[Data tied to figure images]
◇ ◇ ◇ ◇
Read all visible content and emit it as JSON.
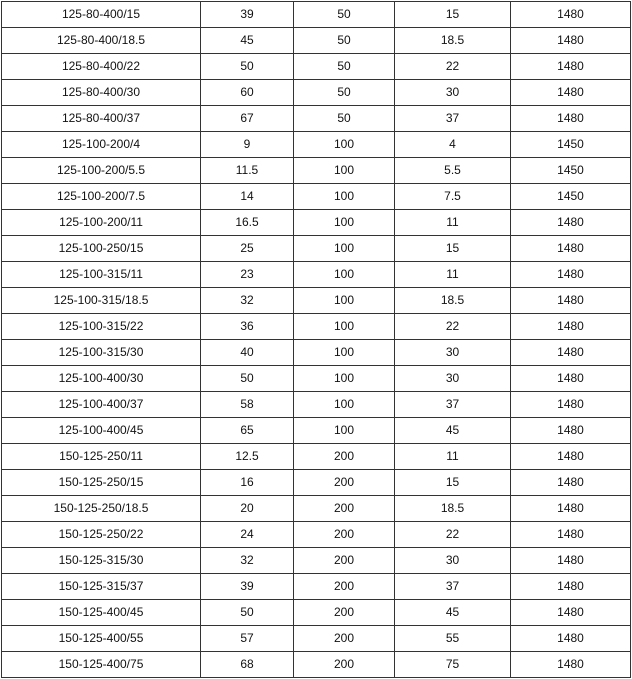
{
  "table": {
    "rows": [
      [
        "125-80-400/15",
        "39",
        "50",
        "15",
        "1480"
      ],
      [
        "125-80-400/18.5",
        "45",
        "50",
        "18.5",
        "1480"
      ],
      [
        "125-80-400/22",
        "50",
        "50",
        "22",
        "1480"
      ],
      [
        "125-80-400/30",
        "60",
        "50",
        "30",
        "1480"
      ],
      [
        "125-80-400/37",
        "67",
        "50",
        "37",
        "1480"
      ],
      [
        "125-100-200/4",
        "9",
        "100",
        "4",
        "1450"
      ],
      [
        "125-100-200/5.5",
        "11.5",
        "100",
        "5.5",
        "1450"
      ],
      [
        "125-100-200/7.5",
        "14",
        "100",
        "7.5",
        "1450"
      ],
      [
        "125-100-200/11",
        "16.5",
        "100",
        "11",
        "1480"
      ],
      [
        "125-100-250/15",
        "25",
        "100",
        "15",
        "1480"
      ],
      [
        "125-100-315/11",
        "23",
        "100",
        "11",
        "1480"
      ],
      [
        "125-100-315/18.5",
        "32",
        "100",
        "18.5",
        "1480"
      ],
      [
        "125-100-315/22",
        "36",
        "100",
        "22",
        "1480"
      ],
      [
        "125-100-315/30",
        "40",
        "100",
        "30",
        "1480"
      ],
      [
        "125-100-400/30",
        "50",
        "100",
        "30",
        "1480"
      ],
      [
        "125-100-400/37",
        "58",
        "100",
        "37",
        "1480"
      ],
      [
        "125-100-400/45",
        "65",
        "100",
        "45",
        "1480"
      ],
      [
        "150-125-250/11",
        "12.5",
        "200",
        "11",
        "1480"
      ],
      [
        "150-125-250/15",
        "16",
        "200",
        "15",
        "1480"
      ],
      [
        "150-125-250/18.5",
        "20",
        "200",
        "18.5",
        "1480"
      ],
      [
        "150-125-250/22",
        "24",
        "200",
        "22",
        "1480"
      ],
      [
        "150-125-315/30",
        "32",
        "200",
        "30",
        "1480"
      ],
      [
        "150-125-315/37",
        "39",
        "200",
        "37",
        "1480"
      ],
      [
        "150-125-400/45",
        "50",
        "200",
        "45",
        "1480"
      ],
      [
        "150-125-400/55",
        "57",
        "200",
        "55",
        "1480"
      ],
      [
        "150-125-400/75",
        "68",
        "200",
        "75",
        "1480"
      ]
    ]
  }
}
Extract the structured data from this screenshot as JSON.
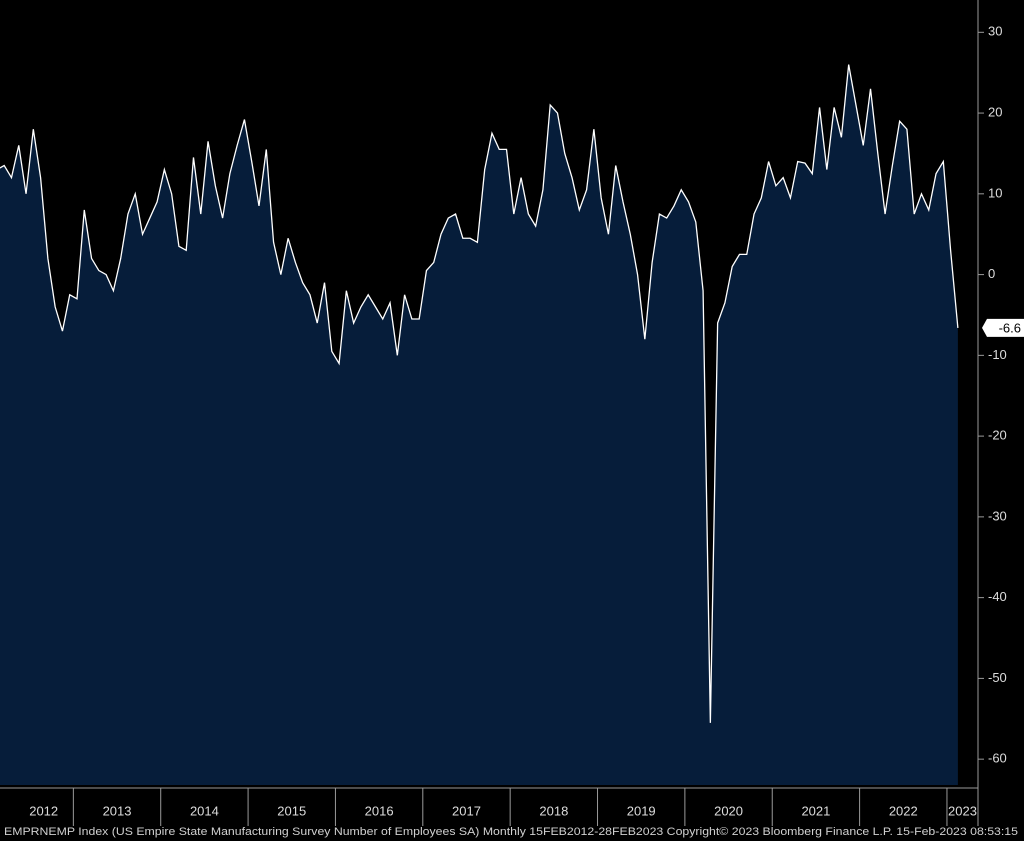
{
  "chart_data": {
    "type": "area",
    "footer": "EMPRNEMP Index (US Empire State Manufacturing Survey Number of Employees SA)  Monthly 15FEB2012-28FEB2023 Copyright© 2023 Bloomberg Finance L.P.  15-Feb-2023 08:53:15",
    "year_labels": [
      "2012",
      "2013",
      "2014",
      "2015",
      "2016",
      "2017",
      "2018",
      "2019",
      "2020",
      "2021",
      "2022",
      "2023"
    ],
    "values": [
      13,
      13.5,
      12,
      16,
      10,
      18,
      12,
      2,
      -4,
      -7,
      -2.5,
      -3,
      8,
      2,
      0.5,
      0,
      -2,
      2,
      7.5,
      10,
      5,
      7,
      9,
      13,
      10,
      3.5,
      3,
      14.5,
      7.5,
      16.5,
      11,
      7,
      12.5,
      16,
      19.2,
      14,
      8.5,
      15.5,
      4,
      0,
      4.5,
      1.5,
      -1,
      -2.5,
      -6,
      -1,
      -9.5,
      -11,
      -2,
      -6,
      -4,
      -2.5,
      -4,
      -5.5,
      -3.5,
      -10,
      -2.5,
      -5.5,
      -5.5,
      0.5,
      1.5,
      5,
      7,
      7.5,
      4.5,
      4.5,
      4,
      13,
      17.5,
      15.5,
      15.5,
      7.5,
      12,
      7.5,
      6,
      10.5,
      21,
      20,
      15,
      12,
      8,
      10.5,
      18,
      9.5,
      5,
      13.5,
      9,
      5,
      0,
      -8,
      1.5,
      7.5,
      7,
      8.5,
      10.5,
      9,
      6.5,
      -2,
      -55.5,
      -6,
      -3.5,
      1,
      2.5,
      2.5,
      7.5,
      9.5,
      14,
      11,
      12,
      9.5,
      14,
      13.8,
      12.5,
      20.7,
      13,
      20.7,
      17,
      26,
      21,
      16,
      23,
      15,
      7.5,
      13.5,
      19,
      18,
      7.5,
      10,
      8,
      12.5,
      14,
      3,
      -6.6
    ],
    "line_color": "#ffffff",
    "fill_color": "#061d3a",
    "ylim": [
      -63.2,
      34
    ],
    "yticks": [
      30,
      20,
      10,
      0,
      -10,
      -20,
      -30,
      -40,
      -50,
      -60
    ]
  }
}
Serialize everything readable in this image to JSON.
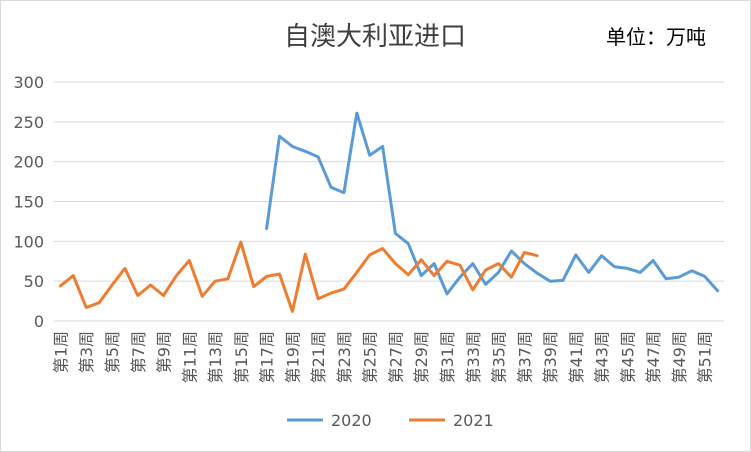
{
  "chart_data": {
    "type": "line",
    "title": "自澳大利亚进口",
    "unit_label": "单位：万吨",
    "ylim": [
      0,
      300
    ],
    "yticks": [
      0,
      50,
      100,
      150,
      200,
      250,
      300
    ],
    "grid": true,
    "legend_position": "bottom",
    "x": [
      "第1周",
      "第2周",
      "第3周",
      "第4周",
      "第5周",
      "第6周",
      "第7周",
      "第8周",
      "第9周",
      "第10周",
      "第11周",
      "第12周",
      "第13周",
      "第14周",
      "第15周",
      "第16周",
      "第17周",
      "第18周",
      "第19周",
      "第20周",
      "第21周",
      "第22周",
      "第23周",
      "第24周",
      "第25周",
      "第26周",
      "第27周",
      "第28周",
      "第29周",
      "第30周",
      "第31周",
      "第32周",
      "第33周",
      "第34周",
      "第35周",
      "第36周",
      "第37周",
      "第38周",
      "第39周",
      "第40周",
      "第41周",
      "第42周",
      "第43周",
      "第44周",
      "第45周",
      "第46周",
      "第47周",
      "第48周",
      "第49周",
      "第50周",
      "第51周",
      "第52周"
    ],
    "xtick_labels": [
      "第1周",
      "第3周",
      "第5周",
      "第7周",
      "第9周",
      "第11周",
      "第13周",
      "第15周",
      "第17周",
      "第19周",
      "第21周",
      "第23周",
      "第25周",
      "第27周",
      "第29周",
      "第31周",
      "第33周",
      "第35周",
      "第37周",
      "第39周",
      "第41周",
      "第43周",
      "第45周",
      "第47周",
      "第49周",
      "第51周"
    ],
    "series": [
      {
        "name": "2020",
        "color": "#5b9bd5",
        "values": [
          null,
          null,
          null,
          null,
          null,
          null,
          null,
          null,
          null,
          null,
          null,
          null,
          null,
          null,
          null,
          null,
          116,
          232,
          219,
          213,
          206,
          168,
          161,
          261,
          208,
          219,
          110,
          97,
          57,
          72,
          34,
          55,
          72,
          46,
          61,
          88,
          72,
          60,
          50,
          51,
          83,
          61,
          82,
          68,
          66,
          61,
          76,
          53,
          55,
          63,
          56,
          38
        ]
      },
      {
        "name": "2021",
        "color": "#ed7d31",
        "values": [
          44,
          57,
          17,
          23,
          45,
          66,
          32,
          45,
          32,
          57,
          76,
          31,
          50,
          53,
          99,
          43,
          56,
          59,
          12,
          84,
          28,
          35,
          40,
          61,
          83,
          91,
          72,
          58,
          77,
          57,
          75,
          70,
          39,
          64,
          72,
          55,
          86,
          82,
          null,
          null,
          null,
          null,
          null,
          null,
          null,
          null,
          null,
          null,
          null,
          null,
          null,
          null
        ]
      }
    ]
  }
}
◇ ◇ ◇ ◇
Reproduce each record above by retyping it exactly; omit all images.

Read all visible content and emit it as JSON.
{
  "table": {
    "rows": [
      [
        "125-80-400/15",
        "39",
        "50",
        "15",
        "1480"
      ],
      [
        "125-80-400/18.5",
        "45",
        "50",
        "18.5",
        "1480"
      ],
      [
        "125-80-400/22",
        "50",
        "50",
        "22",
        "1480"
      ],
      [
        "125-80-400/30",
        "60",
        "50",
        "30",
        "1480"
      ],
      [
        "125-80-400/37",
        "67",
        "50",
        "37",
        "1480"
      ],
      [
        "125-100-200/4",
        "9",
        "100",
        "4",
        "1450"
      ],
      [
        "125-100-200/5.5",
        "11.5",
        "100",
        "5.5",
        "1450"
      ],
      [
        "125-100-200/7.5",
        "14",
        "100",
        "7.5",
        "1450"
      ],
      [
        "125-100-200/11",
        "16.5",
        "100",
        "11",
        "1480"
      ],
      [
        "125-100-250/15",
        "25",
        "100",
        "15",
        "1480"
      ],
      [
        "125-100-315/11",
        "23",
        "100",
        "11",
        "1480"
      ],
      [
        "125-100-315/18.5",
        "32",
        "100",
        "18.5",
        "1480"
      ],
      [
        "125-100-315/22",
        "36",
        "100",
        "22",
        "1480"
      ],
      [
        "125-100-315/30",
        "40",
        "100",
        "30",
        "1480"
      ],
      [
        "125-100-400/30",
        "50",
        "100",
        "30",
        "1480"
      ],
      [
        "125-100-400/37",
        "58",
        "100",
        "37",
        "1480"
      ],
      [
        "125-100-400/45",
        "65",
        "100",
        "45",
        "1480"
      ],
      [
        "150-125-250/11",
        "12.5",
        "200",
        "11",
        "1480"
      ],
      [
        "150-125-250/15",
        "16",
        "200",
        "15",
        "1480"
      ],
      [
        "150-125-250/18.5",
        "20",
        "200",
        "18.5",
        "1480"
      ],
      [
        "150-125-250/22",
        "24",
        "200",
        "22",
        "1480"
      ],
      [
        "150-125-315/30",
        "32",
        "200",
        "30",
        "1480"
      ],
      [
        "150-125-315/37",
        "39",
        "200",
        "37",
        "1480"
      ],
      [
        "150-125-400/45",
        "50",
        "200",
        "45",
        "1480"
      ],
      [
        "150-125-400/55",
        "57",
        "200",
        "55",
        "1480"
      ],
      [
        "150-125-400/75",
        "68",
        "200",
        "75",
        "1480"
      ]
    ]
  }
}
Extract the structured data from this screenshot as JSON.
{
  "chart_data": {
    "type": "area",
    "footer": "EMPRNEMP Index (US Empire State Manufacturing Survey Number of Employees SA)  Monthly 15FEB2012-28FEB2023 Copyright© 2023 Bloomberg Finance L.P.  15-Feb-2023 08:53:15",
    "year_labels": [
      "2012",
      "2013",
      "2014",
      "2015",
      "2016",
      "2017",
      "2018",
      "2019",
      "2020",
      "2021",
      "2022",
      "2023"
    ],
    "values": [
      13,
      13.5,
      12,
      16,
      10,
      18,
      12,
      2,
      -4,
      -7,
      -2.5,
      -3,
      8,
      2,
      0.5,
      0,
      -2,
      2,
      7.5,
      10,
      5,
      7,
      9,
      13,
      10,
      3.5,
      3,
      14.5,
      7.5,
      16.5,
      11,
      7,
      12.5,
      16,
      19.2,
      14,
      8.5,
      15.5,
      4,
      0,
      4.5,
      1.5,
      -1,
      -2.5,
      -6,
      -1,
      -9.5,
      -11,
      -2,
      -6,
      -4,
      -2.5,
      -4,
      -5.5,
      -3.5,
      -10,
      -2.5,
      -5.5,
      -5.5,
      0.5,
      1.5,
      5,
      7,
      7.5,
      4.5,
      4.5,
      4,
      13,
      17.5,
      15.5,
      15.5,
      7.5,
      12,
      7.5,
      6,
      10.5,
      21,
      20,
      15,
      12,
      8,
      10.5,
      18,
      9.5,
      5,
      13.5,
      9,
      5,
      0,
      -8,
      1.5,
      7.5,
      7,
      8.5,
      10.5,
      9,
      6.5,
      -2,
      -55.5,
      -6,
      -3.5,
      1,
      2.5,
      2.5,
      7.5,
      9.5,
      14,
      11,
      12,
      9.5,
      14,
      13.8,
      12.5,
      20.7,
      13,
      20.7,
      17,
      26,
      21,
      16,
      23,
      15,
      7.5,
      13.5,
      19,
      18,
      7.5,
      10,
      8,
      12.5,
      14,
      3,
      -6.6
    ],
    "line_color": "#ffffff",
    "fill_color": "#061d3a",
    "ylim": [
      -63.2,
      34
    ],
    "yticks": [
      30,
      20,
      10,
      0,
      -10,
      -20,
      -30,
      -40,
      -50,
      -60
    ]
  }
}
Serialize everything readable in this image to JSON.
{
  "chart_data": {
    "type": "line",
    "title": "自澳大利亚进口",
    "unit_label": "单位：万吨",
    "ylim": [
      0,
      300
    ],
    "yticks": [
      0,
      50,
      100,
      150,
      200,
      250,
      300
    ],
    "grid": true,
    "legend_position": "bottom",
    "x": [
      "第1周",
      "第2周",
      "第3周",
      "第4周",
      "第5周",
      "第6周",
      "第7周",
      "第8周",
      "第9周",
      "第10周",
      "第11周",
      "第12周",
      "第13周",
      "第14周",
      "第15周",
      "第16周",
      "第17周",
      "第18周",
      "第19周",
      "第20周",
      "第21周",
      "第22周",
      "第23周",
      "第24周",
      "第25周",
      "第26周",
      "第27周",
      "第28周",
      "第29周",
      "第30周",
      "第31周",
      "第32周",
      "第33周",
      "第34周",
      "第35周",
      "第36周",
      "第37周",
      "第38周",
      "第39周",
      "第40周",
      "第41周",
      "第42周",
      "第43周",
      "第44周",
      "第45周",
      "第46周",
      "第47周",
      "第48周",
      "第49周",
      "第50周",
      "第51周",
      "第52周"
    ],
    "xtick_labels": [
      "第1周",
      "第3周",
      "第5周",
      "第7周",
      "第9周",
      "第11周",
      "第13周",
      "第15周",
      "第17周",
      "第19周",
      "第21周",
      "第23周",
      "第25周",
      "第27周",
      "第29周",
      "第31周",
      "第33周",
      "第35周",
      "第37周",
      "第39周",
      "第41周",
      "第43周",
      "第45周",
      "第47周",
      "第49周",
      "第51周"
    ],
    "series": [
      {
        "name": "2020",
        "color": "#5b9bd5",
        "values": [
          null,
          null,
          null,
          null,
          null,
          null,
          null,
          null,
          null,
          null,
          null,
          null,
          null,
          null,
          null,
          null,
          116,
          232,
          219,
          213,
          206,
          168,
          161,
          261,
          208,
          219,
          110,
          97,
          57,
          72,
          34,
          55,
          72,
          46,
          61,
          88,
          72,
          60,
          50,
          51,
          83,
          61,
          82,
          68,
          66,
          61,
          76,
          53,
          55,
          63,
          56,
          38
        ]
      },
      {
        "name": "2021",
        "color": "#ed7d31",
        "values": [
          44,
          57,
          17,
          23,
          45,
          66,
          32,
          45,
          32,
          57,
          76,
          31,
          50,
          53,
          99,
          43,
          56,
          59,
          12,
          84,
          28,
          35,
          40,
          61,
          83,
          91,
          72,
          58,
          77,
          57,
          75,
          70,
          39,
          64,
          72,
          55,
          86,
          82,
          null,
          null,
          null,
          null,
          null,
          null,
          null,
          null,
          null,
          null,
          null,
          null,
          null,
          null
        ]
      }
    ]
  }
}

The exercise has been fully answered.